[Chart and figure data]

-- Begin --

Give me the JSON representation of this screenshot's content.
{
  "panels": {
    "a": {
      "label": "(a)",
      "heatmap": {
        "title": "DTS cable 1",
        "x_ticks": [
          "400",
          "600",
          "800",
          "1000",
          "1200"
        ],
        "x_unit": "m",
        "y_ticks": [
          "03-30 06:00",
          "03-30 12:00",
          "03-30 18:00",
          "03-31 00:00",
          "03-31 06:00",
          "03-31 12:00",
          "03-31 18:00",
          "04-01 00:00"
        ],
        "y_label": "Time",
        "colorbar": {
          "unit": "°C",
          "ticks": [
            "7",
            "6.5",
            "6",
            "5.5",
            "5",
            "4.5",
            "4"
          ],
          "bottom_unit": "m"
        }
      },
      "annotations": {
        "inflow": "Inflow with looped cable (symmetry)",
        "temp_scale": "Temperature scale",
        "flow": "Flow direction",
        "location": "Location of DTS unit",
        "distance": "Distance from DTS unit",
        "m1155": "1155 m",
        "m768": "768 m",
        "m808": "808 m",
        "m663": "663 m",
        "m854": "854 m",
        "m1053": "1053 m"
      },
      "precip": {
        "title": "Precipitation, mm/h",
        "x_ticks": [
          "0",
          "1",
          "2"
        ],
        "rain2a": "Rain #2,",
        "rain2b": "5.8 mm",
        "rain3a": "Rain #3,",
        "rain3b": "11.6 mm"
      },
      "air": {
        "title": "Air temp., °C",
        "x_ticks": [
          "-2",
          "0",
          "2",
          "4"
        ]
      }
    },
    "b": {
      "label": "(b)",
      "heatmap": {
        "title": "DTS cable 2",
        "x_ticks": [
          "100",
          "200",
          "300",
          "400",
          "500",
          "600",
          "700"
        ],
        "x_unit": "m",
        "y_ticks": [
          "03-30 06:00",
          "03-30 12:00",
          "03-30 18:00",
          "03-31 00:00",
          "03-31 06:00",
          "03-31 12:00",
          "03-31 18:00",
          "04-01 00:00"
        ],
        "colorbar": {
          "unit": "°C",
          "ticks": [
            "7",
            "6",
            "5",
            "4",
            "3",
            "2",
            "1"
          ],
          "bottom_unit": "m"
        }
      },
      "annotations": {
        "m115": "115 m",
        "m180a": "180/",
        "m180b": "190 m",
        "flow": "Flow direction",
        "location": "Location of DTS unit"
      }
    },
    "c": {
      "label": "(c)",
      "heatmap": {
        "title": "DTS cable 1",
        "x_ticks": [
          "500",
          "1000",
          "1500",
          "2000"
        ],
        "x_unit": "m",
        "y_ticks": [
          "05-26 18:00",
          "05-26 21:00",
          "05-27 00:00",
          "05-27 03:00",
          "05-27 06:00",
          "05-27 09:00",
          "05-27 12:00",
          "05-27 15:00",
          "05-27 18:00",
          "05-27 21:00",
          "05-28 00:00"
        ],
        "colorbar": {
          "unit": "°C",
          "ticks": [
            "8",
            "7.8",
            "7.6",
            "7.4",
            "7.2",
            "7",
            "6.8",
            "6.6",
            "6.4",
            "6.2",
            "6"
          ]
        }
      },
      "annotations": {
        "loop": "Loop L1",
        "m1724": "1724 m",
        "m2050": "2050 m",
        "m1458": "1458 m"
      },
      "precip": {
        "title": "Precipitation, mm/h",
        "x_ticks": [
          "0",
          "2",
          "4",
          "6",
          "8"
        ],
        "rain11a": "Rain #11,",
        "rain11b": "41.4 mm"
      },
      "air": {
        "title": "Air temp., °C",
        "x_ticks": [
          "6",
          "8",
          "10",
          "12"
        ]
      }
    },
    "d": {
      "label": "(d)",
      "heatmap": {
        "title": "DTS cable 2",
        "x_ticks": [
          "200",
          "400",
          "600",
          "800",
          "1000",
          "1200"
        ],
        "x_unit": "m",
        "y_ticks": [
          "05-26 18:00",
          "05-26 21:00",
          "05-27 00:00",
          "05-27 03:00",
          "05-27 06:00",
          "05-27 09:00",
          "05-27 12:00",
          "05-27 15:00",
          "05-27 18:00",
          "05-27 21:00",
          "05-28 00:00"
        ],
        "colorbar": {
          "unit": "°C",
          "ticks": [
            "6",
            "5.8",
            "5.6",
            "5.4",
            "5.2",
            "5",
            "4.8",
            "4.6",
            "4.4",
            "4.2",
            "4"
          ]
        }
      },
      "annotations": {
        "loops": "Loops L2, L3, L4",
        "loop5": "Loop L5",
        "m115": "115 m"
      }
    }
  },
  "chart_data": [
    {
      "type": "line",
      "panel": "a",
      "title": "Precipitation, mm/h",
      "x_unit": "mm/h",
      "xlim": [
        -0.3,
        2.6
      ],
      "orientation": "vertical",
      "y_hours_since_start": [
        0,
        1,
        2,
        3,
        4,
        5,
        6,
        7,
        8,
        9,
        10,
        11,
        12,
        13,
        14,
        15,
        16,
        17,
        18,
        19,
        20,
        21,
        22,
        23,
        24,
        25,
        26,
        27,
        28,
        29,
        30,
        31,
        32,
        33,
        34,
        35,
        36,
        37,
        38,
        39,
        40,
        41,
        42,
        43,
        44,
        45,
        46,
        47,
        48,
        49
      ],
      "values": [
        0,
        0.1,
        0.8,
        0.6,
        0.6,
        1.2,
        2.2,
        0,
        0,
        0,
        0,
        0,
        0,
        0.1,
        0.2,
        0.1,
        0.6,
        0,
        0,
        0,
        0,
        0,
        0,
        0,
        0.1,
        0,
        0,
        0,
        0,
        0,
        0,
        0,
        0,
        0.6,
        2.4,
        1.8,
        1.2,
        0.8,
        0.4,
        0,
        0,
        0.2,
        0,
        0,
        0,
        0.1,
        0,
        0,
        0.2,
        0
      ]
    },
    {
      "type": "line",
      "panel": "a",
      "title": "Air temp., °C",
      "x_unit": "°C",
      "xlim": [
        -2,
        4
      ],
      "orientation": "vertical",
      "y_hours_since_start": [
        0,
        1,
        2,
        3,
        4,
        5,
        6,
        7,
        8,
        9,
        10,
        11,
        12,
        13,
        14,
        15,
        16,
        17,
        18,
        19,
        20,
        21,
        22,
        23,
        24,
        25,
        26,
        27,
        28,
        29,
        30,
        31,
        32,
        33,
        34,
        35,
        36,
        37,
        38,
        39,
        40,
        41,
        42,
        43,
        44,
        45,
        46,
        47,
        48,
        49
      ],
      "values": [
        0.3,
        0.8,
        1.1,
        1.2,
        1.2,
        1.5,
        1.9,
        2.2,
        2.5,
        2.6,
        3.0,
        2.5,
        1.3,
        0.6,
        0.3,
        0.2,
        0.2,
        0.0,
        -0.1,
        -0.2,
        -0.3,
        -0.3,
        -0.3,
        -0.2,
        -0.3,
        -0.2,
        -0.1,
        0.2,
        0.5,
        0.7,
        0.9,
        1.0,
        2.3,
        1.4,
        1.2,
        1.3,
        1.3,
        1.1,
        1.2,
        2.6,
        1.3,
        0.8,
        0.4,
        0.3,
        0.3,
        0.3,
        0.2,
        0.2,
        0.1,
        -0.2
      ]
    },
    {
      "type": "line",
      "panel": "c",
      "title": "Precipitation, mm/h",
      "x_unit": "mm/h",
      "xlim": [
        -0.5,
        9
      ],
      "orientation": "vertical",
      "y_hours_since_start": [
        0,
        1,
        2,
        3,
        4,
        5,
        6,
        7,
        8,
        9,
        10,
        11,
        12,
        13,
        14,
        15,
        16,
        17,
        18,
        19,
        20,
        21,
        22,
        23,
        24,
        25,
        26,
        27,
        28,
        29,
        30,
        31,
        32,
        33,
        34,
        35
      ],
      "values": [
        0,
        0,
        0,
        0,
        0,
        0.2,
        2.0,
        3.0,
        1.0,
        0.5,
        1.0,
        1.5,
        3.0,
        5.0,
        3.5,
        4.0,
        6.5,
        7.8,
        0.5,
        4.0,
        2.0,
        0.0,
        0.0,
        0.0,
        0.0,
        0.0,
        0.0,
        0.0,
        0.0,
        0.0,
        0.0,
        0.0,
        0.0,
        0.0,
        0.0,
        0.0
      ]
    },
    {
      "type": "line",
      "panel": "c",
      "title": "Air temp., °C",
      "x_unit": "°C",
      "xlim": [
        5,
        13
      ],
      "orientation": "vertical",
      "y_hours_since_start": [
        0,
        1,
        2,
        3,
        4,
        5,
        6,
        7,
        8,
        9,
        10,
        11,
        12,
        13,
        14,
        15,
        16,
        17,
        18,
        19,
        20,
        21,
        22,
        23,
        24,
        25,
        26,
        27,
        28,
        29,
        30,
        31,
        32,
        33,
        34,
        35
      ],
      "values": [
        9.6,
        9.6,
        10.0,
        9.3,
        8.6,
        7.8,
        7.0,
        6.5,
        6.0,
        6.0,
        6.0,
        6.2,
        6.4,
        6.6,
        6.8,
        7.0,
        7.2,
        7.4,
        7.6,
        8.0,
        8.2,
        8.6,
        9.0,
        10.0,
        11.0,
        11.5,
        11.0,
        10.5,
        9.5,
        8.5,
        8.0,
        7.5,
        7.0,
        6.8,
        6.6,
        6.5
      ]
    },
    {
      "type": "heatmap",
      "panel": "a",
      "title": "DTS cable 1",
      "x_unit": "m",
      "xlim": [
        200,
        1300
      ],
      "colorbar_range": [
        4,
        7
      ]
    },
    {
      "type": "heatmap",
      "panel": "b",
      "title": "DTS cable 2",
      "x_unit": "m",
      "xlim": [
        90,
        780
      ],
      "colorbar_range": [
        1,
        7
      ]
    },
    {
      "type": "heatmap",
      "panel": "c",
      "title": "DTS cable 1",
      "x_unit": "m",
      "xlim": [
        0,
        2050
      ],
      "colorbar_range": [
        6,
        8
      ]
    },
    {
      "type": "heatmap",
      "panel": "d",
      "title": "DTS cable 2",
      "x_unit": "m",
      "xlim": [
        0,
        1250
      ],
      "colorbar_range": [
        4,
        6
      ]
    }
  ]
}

-- End --

EXERCISE AIM: Extract each line from the listing that holds the word "Location".

RESULT FOR THIS EXERCISE:
        "location": "Location of DTS unit",
        "location": "Location of DTS unit"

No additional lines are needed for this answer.